▸ **WHAT THIS TASK INVOLVES**:
Repeat the data word for word. Do not include the pictures.

-*-*-

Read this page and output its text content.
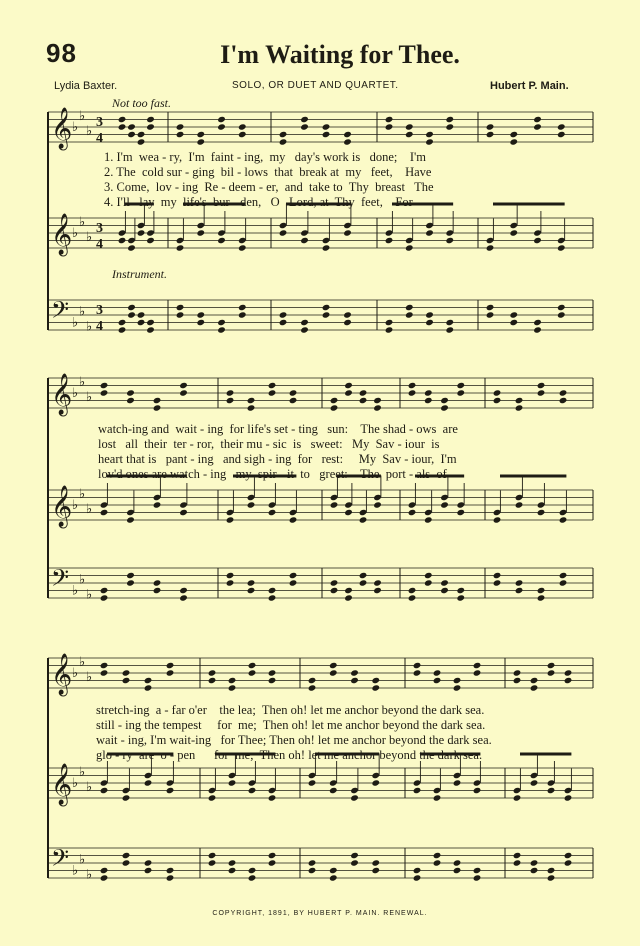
98	I'm Waiting for Thee.
Lydia Baxter.	SOLO, OR DUET AND QUARTET.	Hubert P. Main.
Not too fast.
Instrument.
𝄞 ♭
♭
♭
3
4
𝄞 ♭
♭
♭
3
4
𝄢 ♭
♭
♭
3
4
𝄞 ♭
♭
♭
𝄞 ♭
♭
♭
𝄢 ♭
♭
♭
𝄞 ♭
♭
♭
𝄞 ♭
♭
♭
𝄢 ♭
♭
♭
1. I'm  wea - ry,  I'm  faint - ing,  my   day's work is   done;    I'm
2. The  cold sur - ging  bil - lows  that  break at  my   feet,    Have
3. Come,  lov - ing  Re - deem - er,  and  take to  Thy  breast   The
4. I'll   lay  my  life's  bur - den,   O   Lord, at  Thy  feet,    For
watch-ing and  wait - ing  for life's set - ting   sun:    The shad - ows  are
lost   all  their  ter - ror,  their mu - sic  is   sweet:   My  Sav - iour  is
heart that is   pant - ing   and sigh - ing  for   rest:     My  Sav - iour,  I'm
lov'd ones are watch - ing   my  spir - it  to   greet:    The  port - als  of
stretch-ing  a - far o'er    the lea;  Then oh! let me anchor beyond the dark sea.
still - ing the tempest     for  me;  Then oh! let me anchor beyond the dark sea.
wait - ing, I'm wait-ing   for Thee; Then oh! let me anchor beyond the dark sea.
glo - ry  are  o - pen      for  me;  Then oh! let me anchor beyond the dark sea.
COPYRIGHT, 1891, BY HUBERT P. MAIN. RENEWAL.
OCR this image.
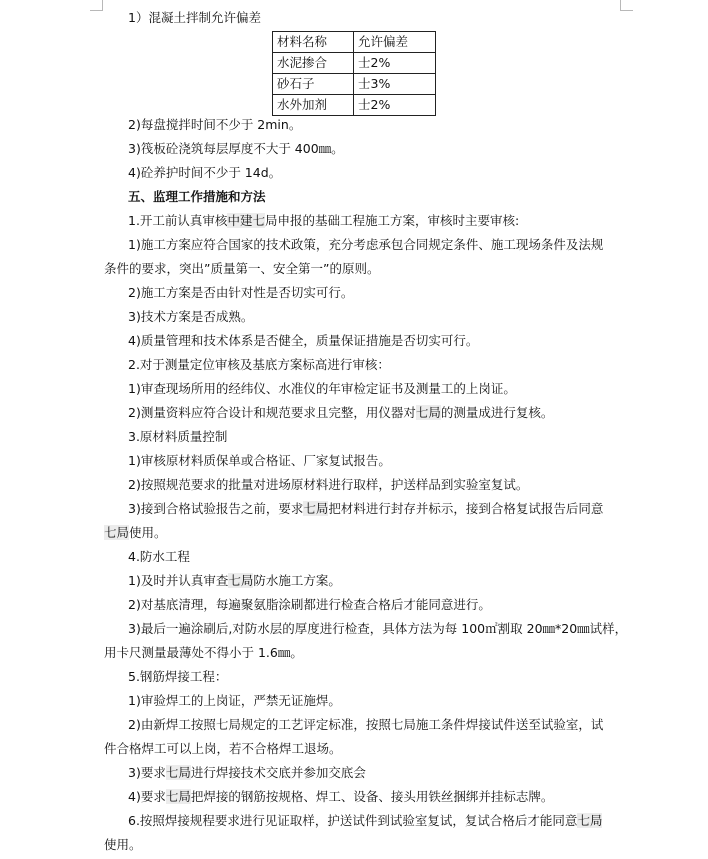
1）混凝土拌制允许偏差
2)每盘搅拌时间不少于 2min。
3)筏板砼浇筑每层厚度不大于 400㎜。
4)砼养护时间不少于 14d。
五、监理工作措施和方法
1.开工前认真审核中建七局申报的基础工程施工方案，审核时主要审核:
1)施工方案应符合国家的技术政策，充分考虑承包合同规定条件、施工现场条件及法规
条件的要求，突出”质量第一、安全第一”的原则。
2)施工方案是否由针对性是否切实可行。
3)技术方案是否成熟。
4)质量管理和技术体系是否健全，质量保证措施是否切实可行。
2.对于测量定位审核及基底方案标高进行审核：
1)审查现场所用的经纬仪、水准仪的年审检定证书及测量工的上岗证。
2)测量资料应符合设计和规范要求且完整，用仪器对七局的测量成进行复核。
3.原材料质量控制
1)审核原材料质保单或合格证、厂家复试报告。
2)按照规范要求的批量对进场原材料进行取样，护送样品到实验室复试。
3)接到合格试验报告之前，要求七局把材料进行封存并标示，接到合格复试报告后同意
七局使用。
4.防水工程
1)及时并认真审查七局防水施工方案。
2)对基底清理，每遍聚氨脂涂刷都进行检查合格后才能同意进行。
3)最后一遍涂刷后,对防水层的厚度进行检查，具体方法为每 100㎡割取 20㎜*20㎜试样，
用卡尺测量最薄处不得小于 1.6㎜。
5.钢筋焊接工程：
1)审验焊工的上岗证，严禁无证施焊。
2)由新焊工按照七局规定的工艺评定标准，按照七局施工条件焊接试件送至试验室，试
件合格焊工可以上岗，若不合格焊工退场。
3)要求七局进行焊接技术交底并参加交底会
4)要求七局把焊接的钢筋按规格、焊工、设备、接头用铁丝捆绑并挂标志牌。
6.按照焊接规程要求进行见证取样，护送试件到试验室复试，复试合格后才能同意七局
使用。
材料名称	允许偏差
水泥掺合	士2%
砂石子	士3%
水外加剂	士2%
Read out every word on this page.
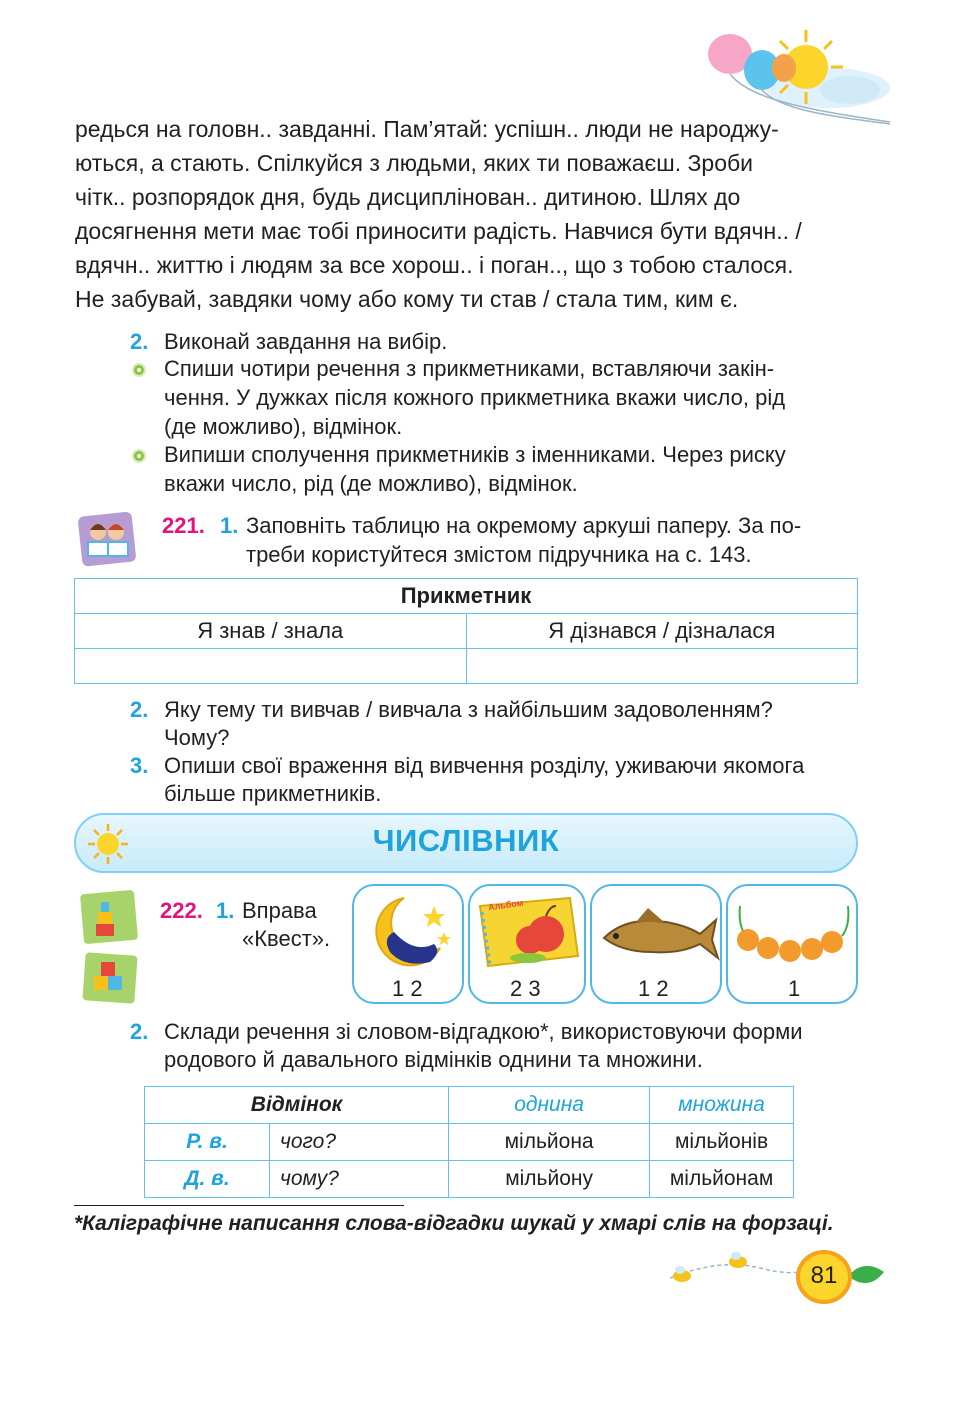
редься на головн.. завданні. Пам’ятай: успішн.. люди не народжу-
ються, а стають. Спілкуйся з людьми, яких ти поважаєш. Зроби
чітк.. розпорядок дня, будь дисциплінован.. дитиною. Шлях до
досягнення мети має тобі приносити радість. Навчися бути вдячн.. /
вдячн.. життю і людям за все хорош.. і поган.., що з тобою сталося.
Не забувай, завдяки чому або кому ти став / стала тим, ким є.
2. Виконай завдання на вибір.
Спиши чотири речення з прикметниками, вставляючи закін-
чення. У дужках після кожного прикметника вкажи число, рід
(де можливо), відмінок.
Випиши сполучення прикметників з іменниками. Через риску
вкажи число, рід (де можливо), відмінок.
221. 1. Заповніть таблицю на окремому аркуші паперу. За по-
треби користуйтеся змістом підручника на с. 143.
Прикметник	
Я знав / знала	Я дізнався / дізналася

2. Яку тему ти вивчав / вивчала з найбільшим задоволенням?
Чому?
3. Опиши свої враження від вивчення розділу, уживаючи якомога
більше прикметників.
ЧИСЛІВНИК
222. 1. Вправа
«Квест».
1 2
Альбом
2 3	1 2	1
2. Склади речення зі словом-відгадкою*, використовуючи форми
родового й давального відмінків однини та множини.
Відмінок		однина	множина
Р. в.	чого?	мільйона	мільйонів
Д. в.	чому?	мільйону	мільйонам
*Каліграфічне написання слова-відгадки шукай у хмарі слів на форзаці.
81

-*-*-

▸ **THE REPLY**:
Read this page and output its text content.
98	I'm Waiting for Thee.
Lydia Baxter.	SOLO, OR DUET AND QUARTET.	Hubert P. Main.
Not too fast.
Instrument.
𝄞 ♭
♭
♭
3
4
𝄞 ♭
♭
♭
3
4
𝄢 ♭
♭
♭
3
4
𝄞 ♭
♭
♭
𝄞 ♭
♭
♭
𝄢 ♭
♭
♭
𝄞 ♭
♭
♭
𝄞 ♭
♭
♭
𝄢 ♭
♭
♭
1. I'm  wea - ry,  I'm  faint - ing,  my   day's work is   done;    I'm
2. The  cold sur - ging  bil - lows  that  break at  my   feet,    Have
3. Come,  lov - ing  Re - deem - er,  and  take to  Thy  breast   The
4. I'll   lay  my  life's  bur - den,   O   Lord, at  Thy  feet,    For
watch-ing and  wait - ing  for life's set - ting   sun:    The shad - ows  are
lost   all  their  ter - ror,  their mu - sic  is   sweet:   My  Sav - iour  is
heart that is   pant - ing   and sigh - ing  for   rest:     My  Sav - iour,  I'm
lov'd ones are watch - ing   my  spir - it  to   greet:    The  port - als  of
stretch-ing  a - far o'er    the lea;  Then oh! let me anchor beyond the dark sea.
still - ing the tempest     for  me;  Then oh! let me anchor beyond the dark sea.
wait - ing, I'm wait-ing   for Thee; Then oh! let me anchor beyond the dark sea.
glo - ry  are  o - pen      for  me;  Then oh! let me anchor beyond the dark sea.
COPYRIGHT, 1891, BY HUBERT P. MAIN. RENEWAL.
OCR this image.
1）混凝土拌制允许偏差
2)每盘搅拌时间不少于 2min。
3)筏板砼浇筑每层厚度不大于 400㎜。
4)砼养护时间不少于 14d。
五、监理工作措施和方法
1.开工前认真审核中建七局申报的基础工程施工方案，审核时主要审核:
1)施工方案应符合国家的技术政策，充分考虑承包合同规定条件、施工现场条件及法规
条件的要求，突出”质量第一、安全第一”的原则。
2)施工方案是否由针对性是否切实可行。
3)技术方案是否成熟。
4)质量管理和技术体系是否健全，质量保证措施是否切实可行。
2.对于测量定位审核及基底方案标高进行审核：
1)审查现场所用的经纬仪、水准仪的年审检定证书及测量工的上岗证。
2)测量资料应符合设计和规范要求且完整，用仪器对七局的测量成进行复核。
3.原材料质量控制
1)审核原材料质保单或合格证、厂家复试报告。
2)按照规范要求的批量对进场原材料进行取样，护送样品到实验室复试。
3)接到合格试验报告之前，要求七局把材料进行封存并标示，接到合格复试报告后同意
七局使用。
4.防水工程
1)及时并认真审查七局防水施工方案。
2)对基底清理，每遍聚氨脂涂刷都进行检查合格后才能同意进行。
3)最后一遍涂刷后,对防水层的厚度进行检查，具体方法为每 100㎡割取 20㎜*20㎜试样，
用卡尺测量最薄处不得小于 1.6㎜。
5.钢筋焊接工程：
1)审验焊工的上岗证，严禁无证施焊。
2)由新焊工按照七局规定的工艺评定标准，按照七局施工条件焊接试件送至试验室，试
件合格焊工可以上岗，若不合格焊工退场。
3)要求七局进行焊接技术交底并参加交底会
4)要求七局把焊接的钢筋按规格、焊工、设备、接头用铁丝捆绑并挂标志牌。
6.按照焊接规程要求进行见证取样，护送试件到试验室复试，复试合格后才能同意七局
使用。
材料名称	允许偏差
水泥掺合	士2%
砂石子	士3%
水外加剂	士2%
Read out every word on this page.
редься на головн.. завданні. Пам’ятай: успішн.. люди не народжу-
ються, а стають. Спілкуйся з людьми, яких ти поважаєш. Зроби
чітк.. розпорядок дня, будь дисциплінован.. дитиною. Шлях до
досягнення мети має тобі приносити радість. Навчися бути вдячн.. /
вдячн.. життю і людям за все хорош.. і поган.., що з тобою сталося.
Не забувай, завдяки чому або кому ти став / стала тим, ким є.
2. Виконай завдання на вибір.
Спиши чотири речення з прикметниками, вставляючи закін-
чення. У дужках після кожного прикметника вкажи число, рід
(де можливо), відмінок.
Випиши сполучення прикметників з іменниками. Через риску
вкажи число, рід (де можливо), відмінок.
221. 1. Заповніть таблицю на окремому аркуші паперу. За по-
треби користуйтеся змістом підручника на с. 143.
Прикметник	
Я знав / знала	Я дізнався / дізналася

2. Яку тему ти вивчав / вивчала з найбільшим задоволенням?
Чому?
3. Опиши свої враження від вивчення розділу, уживаючи якомога
більше прикметників.
ЧИСЛІВНИК
222. 1. Вправа
«Квест».
1 2
Альбом
2 3	1 2	1
2. Склади речення зі словом-відгадкою*, використовуючи форми
родового й давального відмінків однини та множини.
Відмінок		однина	множина
Р. в.	чого?	мільйона	мільйонів
Д. в.	чому?	мільйону	мільйонам
*Каліграфічне написання слова-відгадки шукай у хмарі слів на форзаці.
81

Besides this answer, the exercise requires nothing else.